### [Stated exercise]
Report every line in the listing below where the string "заработная" shows up.

### [Provided records]

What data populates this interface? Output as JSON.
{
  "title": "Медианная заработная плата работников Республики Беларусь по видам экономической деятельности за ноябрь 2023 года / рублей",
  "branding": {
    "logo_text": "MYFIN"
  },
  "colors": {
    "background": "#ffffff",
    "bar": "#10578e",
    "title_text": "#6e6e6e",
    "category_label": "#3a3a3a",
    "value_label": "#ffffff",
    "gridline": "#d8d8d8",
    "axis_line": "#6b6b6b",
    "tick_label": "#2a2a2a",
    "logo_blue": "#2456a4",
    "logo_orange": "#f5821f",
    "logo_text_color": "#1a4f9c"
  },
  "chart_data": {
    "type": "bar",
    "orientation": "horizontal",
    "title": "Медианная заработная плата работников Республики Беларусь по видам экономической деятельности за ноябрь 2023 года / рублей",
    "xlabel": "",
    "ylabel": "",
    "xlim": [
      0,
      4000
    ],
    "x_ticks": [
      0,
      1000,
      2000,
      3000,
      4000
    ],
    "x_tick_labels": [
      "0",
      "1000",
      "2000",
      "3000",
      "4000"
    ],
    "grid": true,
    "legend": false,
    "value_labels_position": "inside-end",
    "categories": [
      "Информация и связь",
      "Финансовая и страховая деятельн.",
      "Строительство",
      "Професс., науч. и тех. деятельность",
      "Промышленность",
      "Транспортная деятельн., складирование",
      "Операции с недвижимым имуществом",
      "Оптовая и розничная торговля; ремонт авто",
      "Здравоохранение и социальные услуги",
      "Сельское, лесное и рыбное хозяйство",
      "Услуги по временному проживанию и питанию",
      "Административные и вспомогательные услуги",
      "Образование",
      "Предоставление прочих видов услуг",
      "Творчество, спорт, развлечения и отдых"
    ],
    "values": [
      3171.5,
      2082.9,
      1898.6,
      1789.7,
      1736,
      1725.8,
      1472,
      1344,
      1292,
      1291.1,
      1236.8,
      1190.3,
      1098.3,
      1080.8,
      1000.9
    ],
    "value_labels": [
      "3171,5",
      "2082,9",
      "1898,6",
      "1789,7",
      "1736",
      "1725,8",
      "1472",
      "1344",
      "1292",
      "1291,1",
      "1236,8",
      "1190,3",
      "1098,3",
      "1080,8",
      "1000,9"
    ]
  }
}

### [Reply to the task]
  "title": "Медианная заработная плата работников Республики Беларусь по видам экономической деятельности за ноябрь 2023 года / рублей",
    "title": "Медианная заработная плата работников Республики Беларусь по видам экономической деятельности за ноябрь 2023 года / рублей",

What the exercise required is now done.